What the task asks |
Only the lines holding the string "that" are needed. Copy each one.

(Data excerpts)
-- Start --

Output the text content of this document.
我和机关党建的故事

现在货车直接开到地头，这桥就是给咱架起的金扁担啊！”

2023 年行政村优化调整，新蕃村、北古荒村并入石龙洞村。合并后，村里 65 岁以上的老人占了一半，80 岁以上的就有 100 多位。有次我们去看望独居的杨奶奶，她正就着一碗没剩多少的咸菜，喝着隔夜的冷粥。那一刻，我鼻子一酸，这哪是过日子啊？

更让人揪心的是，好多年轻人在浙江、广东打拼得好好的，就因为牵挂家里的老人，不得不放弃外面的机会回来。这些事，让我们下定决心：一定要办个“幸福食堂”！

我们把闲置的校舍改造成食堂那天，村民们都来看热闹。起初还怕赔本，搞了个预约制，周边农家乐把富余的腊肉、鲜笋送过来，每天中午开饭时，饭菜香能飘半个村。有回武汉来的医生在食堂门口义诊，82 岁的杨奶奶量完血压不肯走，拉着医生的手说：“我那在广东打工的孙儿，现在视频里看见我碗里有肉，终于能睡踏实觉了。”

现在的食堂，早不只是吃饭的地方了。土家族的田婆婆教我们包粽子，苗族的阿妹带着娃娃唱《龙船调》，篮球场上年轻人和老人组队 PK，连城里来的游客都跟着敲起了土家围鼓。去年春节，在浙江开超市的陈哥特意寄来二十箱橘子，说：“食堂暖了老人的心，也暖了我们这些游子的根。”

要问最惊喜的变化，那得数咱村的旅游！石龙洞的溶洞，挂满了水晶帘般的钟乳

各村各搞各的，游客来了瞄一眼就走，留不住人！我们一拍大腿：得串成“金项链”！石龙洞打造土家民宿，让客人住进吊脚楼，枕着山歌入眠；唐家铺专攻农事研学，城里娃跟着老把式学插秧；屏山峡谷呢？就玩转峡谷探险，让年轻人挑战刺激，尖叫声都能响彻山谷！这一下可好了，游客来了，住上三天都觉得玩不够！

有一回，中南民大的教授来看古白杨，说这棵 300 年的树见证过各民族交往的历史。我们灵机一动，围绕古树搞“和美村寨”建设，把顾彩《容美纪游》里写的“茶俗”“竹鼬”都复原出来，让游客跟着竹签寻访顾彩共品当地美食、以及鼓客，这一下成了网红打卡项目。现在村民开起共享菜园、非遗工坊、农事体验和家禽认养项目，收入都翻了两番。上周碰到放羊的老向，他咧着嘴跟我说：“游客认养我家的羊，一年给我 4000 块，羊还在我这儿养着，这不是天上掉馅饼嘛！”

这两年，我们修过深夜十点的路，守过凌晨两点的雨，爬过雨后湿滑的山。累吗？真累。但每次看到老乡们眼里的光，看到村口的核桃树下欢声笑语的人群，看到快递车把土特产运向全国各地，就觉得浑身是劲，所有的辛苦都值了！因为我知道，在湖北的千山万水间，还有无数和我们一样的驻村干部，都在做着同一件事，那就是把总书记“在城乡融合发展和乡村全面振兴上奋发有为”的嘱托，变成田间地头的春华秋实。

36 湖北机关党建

-- End --
-- Start --

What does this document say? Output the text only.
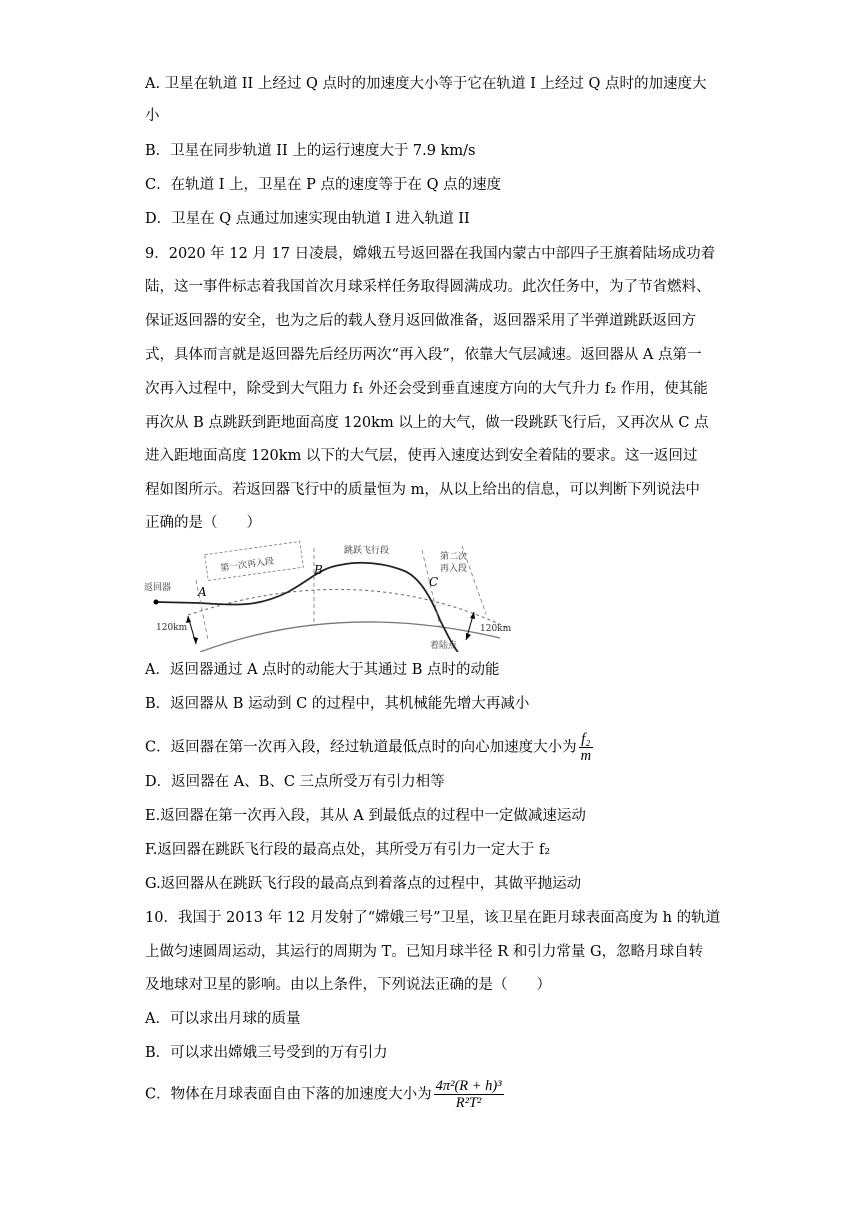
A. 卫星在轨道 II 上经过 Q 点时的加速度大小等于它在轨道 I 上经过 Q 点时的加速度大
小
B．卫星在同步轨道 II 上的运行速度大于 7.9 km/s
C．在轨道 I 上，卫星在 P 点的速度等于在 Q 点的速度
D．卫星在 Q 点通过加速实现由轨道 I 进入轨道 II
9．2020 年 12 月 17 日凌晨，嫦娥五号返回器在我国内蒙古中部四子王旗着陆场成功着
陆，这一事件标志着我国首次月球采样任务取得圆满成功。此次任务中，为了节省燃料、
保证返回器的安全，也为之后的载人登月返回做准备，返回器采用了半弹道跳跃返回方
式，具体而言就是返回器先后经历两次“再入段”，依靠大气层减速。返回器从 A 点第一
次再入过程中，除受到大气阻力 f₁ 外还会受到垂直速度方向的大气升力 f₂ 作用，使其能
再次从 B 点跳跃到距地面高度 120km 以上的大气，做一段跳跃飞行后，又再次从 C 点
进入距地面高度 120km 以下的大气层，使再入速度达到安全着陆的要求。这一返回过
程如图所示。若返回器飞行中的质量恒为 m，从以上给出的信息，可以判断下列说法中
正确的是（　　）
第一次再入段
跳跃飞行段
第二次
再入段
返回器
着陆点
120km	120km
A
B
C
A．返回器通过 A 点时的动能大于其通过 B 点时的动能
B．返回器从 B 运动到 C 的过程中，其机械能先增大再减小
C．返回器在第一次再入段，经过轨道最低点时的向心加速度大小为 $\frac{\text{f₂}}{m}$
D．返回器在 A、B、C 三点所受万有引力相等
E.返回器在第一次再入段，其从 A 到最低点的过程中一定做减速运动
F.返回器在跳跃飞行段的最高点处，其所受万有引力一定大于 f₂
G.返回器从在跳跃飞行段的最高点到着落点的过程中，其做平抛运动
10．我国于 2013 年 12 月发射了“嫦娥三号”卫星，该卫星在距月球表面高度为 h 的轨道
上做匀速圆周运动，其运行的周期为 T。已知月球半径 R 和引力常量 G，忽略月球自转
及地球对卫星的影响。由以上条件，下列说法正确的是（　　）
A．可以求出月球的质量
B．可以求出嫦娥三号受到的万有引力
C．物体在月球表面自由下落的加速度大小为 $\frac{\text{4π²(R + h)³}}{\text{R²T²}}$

-- End --
-- Start --

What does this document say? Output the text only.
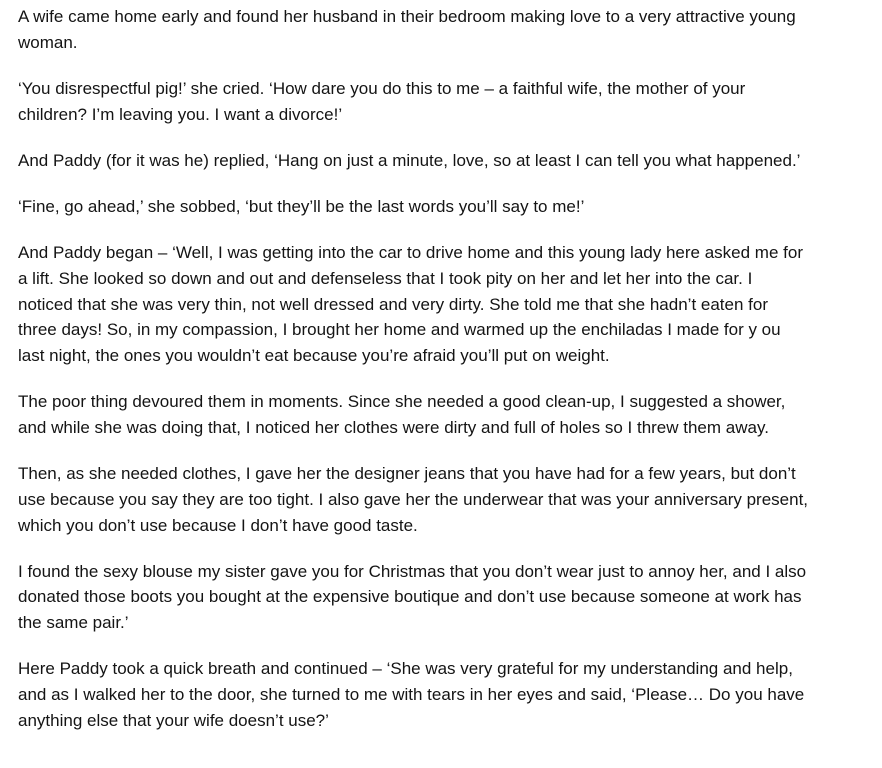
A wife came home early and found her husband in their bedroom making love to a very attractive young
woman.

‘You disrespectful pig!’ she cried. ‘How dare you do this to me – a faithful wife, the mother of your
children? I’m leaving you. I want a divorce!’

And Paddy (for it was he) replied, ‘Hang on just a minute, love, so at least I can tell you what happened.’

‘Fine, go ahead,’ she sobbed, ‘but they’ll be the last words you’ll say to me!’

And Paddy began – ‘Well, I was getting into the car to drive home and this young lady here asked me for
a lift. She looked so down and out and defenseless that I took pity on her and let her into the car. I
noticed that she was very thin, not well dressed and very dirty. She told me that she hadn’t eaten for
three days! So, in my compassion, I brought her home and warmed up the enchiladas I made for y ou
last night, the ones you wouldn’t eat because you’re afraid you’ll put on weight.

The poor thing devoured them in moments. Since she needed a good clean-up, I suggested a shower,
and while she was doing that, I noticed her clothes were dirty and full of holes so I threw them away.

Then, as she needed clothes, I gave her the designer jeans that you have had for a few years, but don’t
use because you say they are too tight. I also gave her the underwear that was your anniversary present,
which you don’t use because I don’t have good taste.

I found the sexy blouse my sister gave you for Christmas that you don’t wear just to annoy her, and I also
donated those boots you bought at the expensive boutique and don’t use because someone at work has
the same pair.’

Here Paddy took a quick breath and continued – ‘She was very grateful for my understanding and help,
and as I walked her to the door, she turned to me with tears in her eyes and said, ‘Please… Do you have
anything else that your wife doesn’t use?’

-- End --

Answer for this exercise |
a lift. She looked so down and out and defenseless that I took pity on her and let her into the car. I
noticed that she was very thin, not well dressed and very dirty. She told me that she hadn’t eaten for
and while she was doing that, I noticed her clothes were dirty and full of holes so I threw them away.
Then, as she needed clothes, I gave her the designer jeans that you have had for a few years, but don’t
use because you say they are too tight. I also gave her the underwear that was your anniversary present,
I found the sexy blouse my sister gave you for Christmas that you don’t wear just to annoy her, and I also
anything else that your wife doesn’t use?’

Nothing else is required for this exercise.